▶ **Stored data entries**:
···

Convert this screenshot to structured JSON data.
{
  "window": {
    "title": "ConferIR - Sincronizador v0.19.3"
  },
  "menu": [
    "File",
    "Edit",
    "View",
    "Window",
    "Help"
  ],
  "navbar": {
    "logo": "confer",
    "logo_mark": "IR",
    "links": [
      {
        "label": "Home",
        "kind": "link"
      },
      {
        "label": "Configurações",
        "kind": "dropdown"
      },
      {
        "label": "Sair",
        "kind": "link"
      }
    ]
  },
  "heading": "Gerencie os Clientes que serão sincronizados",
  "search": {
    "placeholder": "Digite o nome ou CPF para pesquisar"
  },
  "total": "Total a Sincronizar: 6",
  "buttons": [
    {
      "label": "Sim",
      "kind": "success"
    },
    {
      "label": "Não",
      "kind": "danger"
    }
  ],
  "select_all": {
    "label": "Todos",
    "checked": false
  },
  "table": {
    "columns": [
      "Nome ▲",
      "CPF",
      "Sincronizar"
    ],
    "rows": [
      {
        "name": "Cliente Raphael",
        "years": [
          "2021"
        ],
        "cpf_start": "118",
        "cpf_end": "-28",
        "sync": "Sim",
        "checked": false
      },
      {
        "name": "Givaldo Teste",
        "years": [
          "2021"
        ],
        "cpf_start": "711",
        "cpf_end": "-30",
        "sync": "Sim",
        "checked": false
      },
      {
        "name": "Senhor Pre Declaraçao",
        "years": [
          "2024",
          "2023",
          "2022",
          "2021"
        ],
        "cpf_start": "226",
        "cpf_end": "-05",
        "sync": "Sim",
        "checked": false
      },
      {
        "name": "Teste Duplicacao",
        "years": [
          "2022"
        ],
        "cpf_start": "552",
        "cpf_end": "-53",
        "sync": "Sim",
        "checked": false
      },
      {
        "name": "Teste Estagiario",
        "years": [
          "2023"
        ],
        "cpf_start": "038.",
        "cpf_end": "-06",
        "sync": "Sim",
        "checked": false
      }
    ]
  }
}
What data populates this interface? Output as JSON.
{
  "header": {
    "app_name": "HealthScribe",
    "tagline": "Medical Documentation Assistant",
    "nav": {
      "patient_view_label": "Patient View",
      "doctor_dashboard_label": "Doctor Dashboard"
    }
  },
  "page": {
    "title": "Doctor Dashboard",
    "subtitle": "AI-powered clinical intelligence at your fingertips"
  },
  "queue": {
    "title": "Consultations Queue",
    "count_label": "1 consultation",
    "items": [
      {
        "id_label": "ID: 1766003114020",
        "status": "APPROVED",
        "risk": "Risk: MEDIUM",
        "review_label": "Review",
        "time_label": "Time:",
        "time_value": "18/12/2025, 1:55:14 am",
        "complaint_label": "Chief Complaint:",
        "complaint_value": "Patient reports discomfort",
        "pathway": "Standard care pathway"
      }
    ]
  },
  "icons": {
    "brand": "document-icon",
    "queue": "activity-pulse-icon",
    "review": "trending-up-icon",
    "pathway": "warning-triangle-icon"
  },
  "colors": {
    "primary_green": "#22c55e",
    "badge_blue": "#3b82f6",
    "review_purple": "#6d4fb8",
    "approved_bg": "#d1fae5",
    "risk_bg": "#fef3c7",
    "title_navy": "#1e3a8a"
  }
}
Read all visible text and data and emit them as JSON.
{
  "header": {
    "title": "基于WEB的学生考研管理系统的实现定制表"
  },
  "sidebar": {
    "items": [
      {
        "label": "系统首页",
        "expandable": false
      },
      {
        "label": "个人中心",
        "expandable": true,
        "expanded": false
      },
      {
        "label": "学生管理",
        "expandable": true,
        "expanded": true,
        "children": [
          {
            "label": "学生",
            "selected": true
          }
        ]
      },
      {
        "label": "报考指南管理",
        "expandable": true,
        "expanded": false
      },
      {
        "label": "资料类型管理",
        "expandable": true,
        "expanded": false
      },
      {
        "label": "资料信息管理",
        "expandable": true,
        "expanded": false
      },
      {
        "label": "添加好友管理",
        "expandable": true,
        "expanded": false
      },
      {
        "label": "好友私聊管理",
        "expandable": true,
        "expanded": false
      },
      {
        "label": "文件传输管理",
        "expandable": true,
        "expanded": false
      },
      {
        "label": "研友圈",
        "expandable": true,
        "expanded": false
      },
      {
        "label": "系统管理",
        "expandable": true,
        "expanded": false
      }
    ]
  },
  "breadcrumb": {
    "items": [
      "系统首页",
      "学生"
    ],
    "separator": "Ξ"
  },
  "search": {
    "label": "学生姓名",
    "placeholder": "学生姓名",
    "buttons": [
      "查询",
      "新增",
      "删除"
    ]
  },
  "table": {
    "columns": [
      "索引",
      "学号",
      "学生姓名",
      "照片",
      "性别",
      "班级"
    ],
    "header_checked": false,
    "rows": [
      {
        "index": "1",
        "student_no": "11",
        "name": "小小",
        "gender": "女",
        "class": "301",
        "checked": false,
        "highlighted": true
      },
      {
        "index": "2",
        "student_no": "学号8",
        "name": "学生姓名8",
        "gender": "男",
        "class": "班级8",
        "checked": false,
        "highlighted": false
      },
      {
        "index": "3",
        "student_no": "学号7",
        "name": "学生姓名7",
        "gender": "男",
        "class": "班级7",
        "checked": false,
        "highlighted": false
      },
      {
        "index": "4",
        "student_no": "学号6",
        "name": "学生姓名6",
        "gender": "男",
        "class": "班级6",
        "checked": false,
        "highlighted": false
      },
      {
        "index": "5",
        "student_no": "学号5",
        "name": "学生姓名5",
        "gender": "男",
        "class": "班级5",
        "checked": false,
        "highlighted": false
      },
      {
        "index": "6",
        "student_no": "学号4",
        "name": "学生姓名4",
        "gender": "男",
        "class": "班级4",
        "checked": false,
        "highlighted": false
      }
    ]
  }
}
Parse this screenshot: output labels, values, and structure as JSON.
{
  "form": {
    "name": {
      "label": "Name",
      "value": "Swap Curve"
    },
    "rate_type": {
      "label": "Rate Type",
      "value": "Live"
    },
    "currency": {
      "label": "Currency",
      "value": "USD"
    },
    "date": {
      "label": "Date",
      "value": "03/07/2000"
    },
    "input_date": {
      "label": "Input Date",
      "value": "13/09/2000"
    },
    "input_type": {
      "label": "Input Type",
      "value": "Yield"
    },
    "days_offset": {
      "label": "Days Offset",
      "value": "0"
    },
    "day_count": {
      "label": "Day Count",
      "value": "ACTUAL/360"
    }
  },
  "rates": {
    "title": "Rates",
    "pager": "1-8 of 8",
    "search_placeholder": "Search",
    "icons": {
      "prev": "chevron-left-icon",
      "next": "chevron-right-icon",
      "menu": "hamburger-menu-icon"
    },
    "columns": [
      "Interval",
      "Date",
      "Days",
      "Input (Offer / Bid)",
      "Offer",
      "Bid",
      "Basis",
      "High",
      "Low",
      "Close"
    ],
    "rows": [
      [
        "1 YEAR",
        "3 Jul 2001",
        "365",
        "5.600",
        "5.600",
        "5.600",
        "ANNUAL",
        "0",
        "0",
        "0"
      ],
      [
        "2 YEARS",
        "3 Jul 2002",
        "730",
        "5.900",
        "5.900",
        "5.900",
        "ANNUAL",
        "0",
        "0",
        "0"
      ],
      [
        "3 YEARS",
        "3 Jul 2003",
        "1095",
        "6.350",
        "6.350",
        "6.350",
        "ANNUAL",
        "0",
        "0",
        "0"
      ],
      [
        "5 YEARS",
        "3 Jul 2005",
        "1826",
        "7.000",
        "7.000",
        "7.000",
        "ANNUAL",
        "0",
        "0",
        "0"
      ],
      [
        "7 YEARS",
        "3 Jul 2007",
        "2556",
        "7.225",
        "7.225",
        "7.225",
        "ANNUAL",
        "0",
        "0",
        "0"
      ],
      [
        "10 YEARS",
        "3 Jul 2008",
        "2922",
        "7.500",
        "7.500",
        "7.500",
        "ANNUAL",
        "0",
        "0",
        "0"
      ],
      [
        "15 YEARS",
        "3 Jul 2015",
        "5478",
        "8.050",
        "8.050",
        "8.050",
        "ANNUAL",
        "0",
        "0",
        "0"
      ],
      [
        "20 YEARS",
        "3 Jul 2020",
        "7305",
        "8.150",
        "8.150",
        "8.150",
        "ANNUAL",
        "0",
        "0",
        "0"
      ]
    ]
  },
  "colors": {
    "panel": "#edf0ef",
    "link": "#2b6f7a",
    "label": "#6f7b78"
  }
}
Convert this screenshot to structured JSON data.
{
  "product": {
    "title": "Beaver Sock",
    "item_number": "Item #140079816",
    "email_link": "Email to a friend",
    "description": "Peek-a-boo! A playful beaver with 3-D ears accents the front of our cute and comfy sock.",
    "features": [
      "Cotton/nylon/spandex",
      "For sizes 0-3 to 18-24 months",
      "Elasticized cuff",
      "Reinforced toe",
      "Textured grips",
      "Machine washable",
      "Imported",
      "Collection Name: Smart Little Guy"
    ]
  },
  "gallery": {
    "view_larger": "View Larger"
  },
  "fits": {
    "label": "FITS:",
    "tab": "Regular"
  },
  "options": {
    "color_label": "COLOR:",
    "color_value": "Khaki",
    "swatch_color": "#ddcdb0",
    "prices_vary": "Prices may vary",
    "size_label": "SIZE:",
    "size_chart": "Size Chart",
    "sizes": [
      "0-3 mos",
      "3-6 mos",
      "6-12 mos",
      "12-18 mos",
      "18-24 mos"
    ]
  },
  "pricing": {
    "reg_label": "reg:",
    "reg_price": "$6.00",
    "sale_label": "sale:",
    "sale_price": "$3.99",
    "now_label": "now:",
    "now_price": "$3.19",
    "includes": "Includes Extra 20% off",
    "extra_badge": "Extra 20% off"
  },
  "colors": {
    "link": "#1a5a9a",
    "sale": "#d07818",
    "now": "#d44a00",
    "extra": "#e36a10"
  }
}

···

Where a line in the material above holds "Dashboard", copy that line.

      "doctor_dashboard_label": "Doctor Dashboard"
    "title": "Doctor Dashboard",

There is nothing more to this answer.